▶ Aim
From the entries below, copy every line holding the word "количество".

▶ Input material
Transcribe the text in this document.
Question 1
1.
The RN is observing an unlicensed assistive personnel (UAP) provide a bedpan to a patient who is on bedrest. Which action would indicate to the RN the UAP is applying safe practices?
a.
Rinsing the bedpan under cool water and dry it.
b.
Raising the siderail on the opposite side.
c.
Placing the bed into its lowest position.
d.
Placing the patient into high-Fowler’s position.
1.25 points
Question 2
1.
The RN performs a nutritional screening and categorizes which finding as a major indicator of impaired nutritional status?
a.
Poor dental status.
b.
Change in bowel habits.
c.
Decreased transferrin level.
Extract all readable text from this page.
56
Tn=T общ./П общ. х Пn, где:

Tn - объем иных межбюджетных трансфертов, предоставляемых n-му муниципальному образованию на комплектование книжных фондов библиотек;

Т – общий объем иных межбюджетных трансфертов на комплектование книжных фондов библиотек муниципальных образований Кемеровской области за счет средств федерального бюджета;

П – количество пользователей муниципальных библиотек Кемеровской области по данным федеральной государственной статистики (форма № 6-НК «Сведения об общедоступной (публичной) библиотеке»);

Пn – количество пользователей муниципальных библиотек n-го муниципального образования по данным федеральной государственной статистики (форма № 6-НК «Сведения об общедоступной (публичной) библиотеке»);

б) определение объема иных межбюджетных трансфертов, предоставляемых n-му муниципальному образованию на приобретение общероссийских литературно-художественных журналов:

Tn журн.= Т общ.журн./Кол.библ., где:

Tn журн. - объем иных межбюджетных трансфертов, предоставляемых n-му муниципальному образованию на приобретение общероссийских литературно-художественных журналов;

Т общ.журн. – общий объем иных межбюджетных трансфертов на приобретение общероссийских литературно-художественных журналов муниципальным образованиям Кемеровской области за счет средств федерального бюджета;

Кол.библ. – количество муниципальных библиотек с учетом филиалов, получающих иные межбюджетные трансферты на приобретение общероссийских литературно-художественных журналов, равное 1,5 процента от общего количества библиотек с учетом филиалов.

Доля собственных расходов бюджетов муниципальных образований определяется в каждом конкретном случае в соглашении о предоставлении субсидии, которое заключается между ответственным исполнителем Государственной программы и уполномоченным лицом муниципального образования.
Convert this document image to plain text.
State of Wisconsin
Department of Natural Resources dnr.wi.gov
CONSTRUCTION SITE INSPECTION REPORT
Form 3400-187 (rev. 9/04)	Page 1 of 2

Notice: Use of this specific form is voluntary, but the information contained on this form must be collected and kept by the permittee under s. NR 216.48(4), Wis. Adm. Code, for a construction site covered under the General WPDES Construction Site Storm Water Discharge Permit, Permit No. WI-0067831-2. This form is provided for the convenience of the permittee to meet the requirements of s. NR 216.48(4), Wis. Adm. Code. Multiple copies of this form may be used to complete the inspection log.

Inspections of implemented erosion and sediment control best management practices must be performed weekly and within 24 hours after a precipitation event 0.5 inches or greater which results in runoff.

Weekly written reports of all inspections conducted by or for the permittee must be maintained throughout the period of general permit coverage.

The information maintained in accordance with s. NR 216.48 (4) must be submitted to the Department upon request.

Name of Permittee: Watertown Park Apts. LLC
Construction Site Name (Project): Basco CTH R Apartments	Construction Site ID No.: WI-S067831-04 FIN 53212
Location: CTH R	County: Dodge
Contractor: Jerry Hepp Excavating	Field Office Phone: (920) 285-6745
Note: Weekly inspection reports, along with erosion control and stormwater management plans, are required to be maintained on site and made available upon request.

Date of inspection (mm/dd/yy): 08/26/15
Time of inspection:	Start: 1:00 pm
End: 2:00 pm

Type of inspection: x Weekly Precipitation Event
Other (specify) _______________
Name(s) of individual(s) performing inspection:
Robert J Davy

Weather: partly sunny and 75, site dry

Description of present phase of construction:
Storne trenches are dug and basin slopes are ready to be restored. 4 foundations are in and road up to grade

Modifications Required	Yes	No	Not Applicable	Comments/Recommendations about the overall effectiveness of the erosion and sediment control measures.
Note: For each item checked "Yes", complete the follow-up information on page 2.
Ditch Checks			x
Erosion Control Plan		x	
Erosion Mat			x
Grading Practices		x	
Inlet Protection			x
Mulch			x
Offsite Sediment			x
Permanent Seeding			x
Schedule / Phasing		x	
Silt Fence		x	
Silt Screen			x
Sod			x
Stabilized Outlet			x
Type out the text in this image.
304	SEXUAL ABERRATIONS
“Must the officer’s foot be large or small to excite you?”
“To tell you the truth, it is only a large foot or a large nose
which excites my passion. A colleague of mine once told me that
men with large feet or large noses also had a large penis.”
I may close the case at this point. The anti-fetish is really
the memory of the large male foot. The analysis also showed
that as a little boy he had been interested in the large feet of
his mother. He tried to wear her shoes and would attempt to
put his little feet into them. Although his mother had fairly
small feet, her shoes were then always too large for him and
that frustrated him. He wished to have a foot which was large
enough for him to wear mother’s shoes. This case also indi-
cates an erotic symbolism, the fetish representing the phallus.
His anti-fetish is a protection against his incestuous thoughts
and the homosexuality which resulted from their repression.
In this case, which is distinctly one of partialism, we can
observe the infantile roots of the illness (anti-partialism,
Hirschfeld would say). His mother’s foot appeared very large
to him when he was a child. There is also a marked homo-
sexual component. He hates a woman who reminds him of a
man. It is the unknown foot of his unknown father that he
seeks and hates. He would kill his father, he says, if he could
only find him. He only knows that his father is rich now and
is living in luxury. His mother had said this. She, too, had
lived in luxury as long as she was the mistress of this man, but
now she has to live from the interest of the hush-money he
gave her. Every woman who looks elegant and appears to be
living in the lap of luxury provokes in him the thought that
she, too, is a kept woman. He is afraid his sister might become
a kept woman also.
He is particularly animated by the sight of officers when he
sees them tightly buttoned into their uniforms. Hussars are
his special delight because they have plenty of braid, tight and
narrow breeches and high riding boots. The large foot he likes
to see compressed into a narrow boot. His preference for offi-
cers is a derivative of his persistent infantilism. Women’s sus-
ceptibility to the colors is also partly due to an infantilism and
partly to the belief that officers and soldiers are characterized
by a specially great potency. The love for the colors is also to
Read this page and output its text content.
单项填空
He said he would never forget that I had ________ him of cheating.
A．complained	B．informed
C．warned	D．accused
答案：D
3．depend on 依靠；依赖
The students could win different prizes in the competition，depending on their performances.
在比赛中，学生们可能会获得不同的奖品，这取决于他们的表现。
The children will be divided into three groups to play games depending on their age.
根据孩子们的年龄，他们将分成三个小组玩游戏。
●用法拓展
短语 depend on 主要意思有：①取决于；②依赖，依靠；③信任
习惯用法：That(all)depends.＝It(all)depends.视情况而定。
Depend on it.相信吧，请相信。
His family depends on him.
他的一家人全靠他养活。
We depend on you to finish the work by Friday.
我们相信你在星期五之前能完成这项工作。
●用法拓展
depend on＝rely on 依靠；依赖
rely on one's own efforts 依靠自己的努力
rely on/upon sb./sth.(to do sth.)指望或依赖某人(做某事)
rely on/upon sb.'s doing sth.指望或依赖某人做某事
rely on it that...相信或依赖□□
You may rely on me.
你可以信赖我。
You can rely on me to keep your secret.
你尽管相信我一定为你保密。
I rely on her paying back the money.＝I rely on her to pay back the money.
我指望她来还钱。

▶ The answer
П – количество пользователей муниципальных библиотек Кемеровской области по данным федеральной государственной статистики (форма № 6-НК «Сведения об общедоступной (публичной) библиотеке»);
Пn – количество пользователей муниципальных библиотек n-го муниципального образования по данным федеральной государственной статистики (форма № 6-НК «Сведения об общедоступной (публичной) библиотеке»);
Кол.библ. – количество муниципальных библиотек с учетом филиалов, получающих иные межбюджетные трансферты на приобретение общероссийских литературно-художественных журналов, равное 1,5 процента от общего количества библиотек с учетом филиалов.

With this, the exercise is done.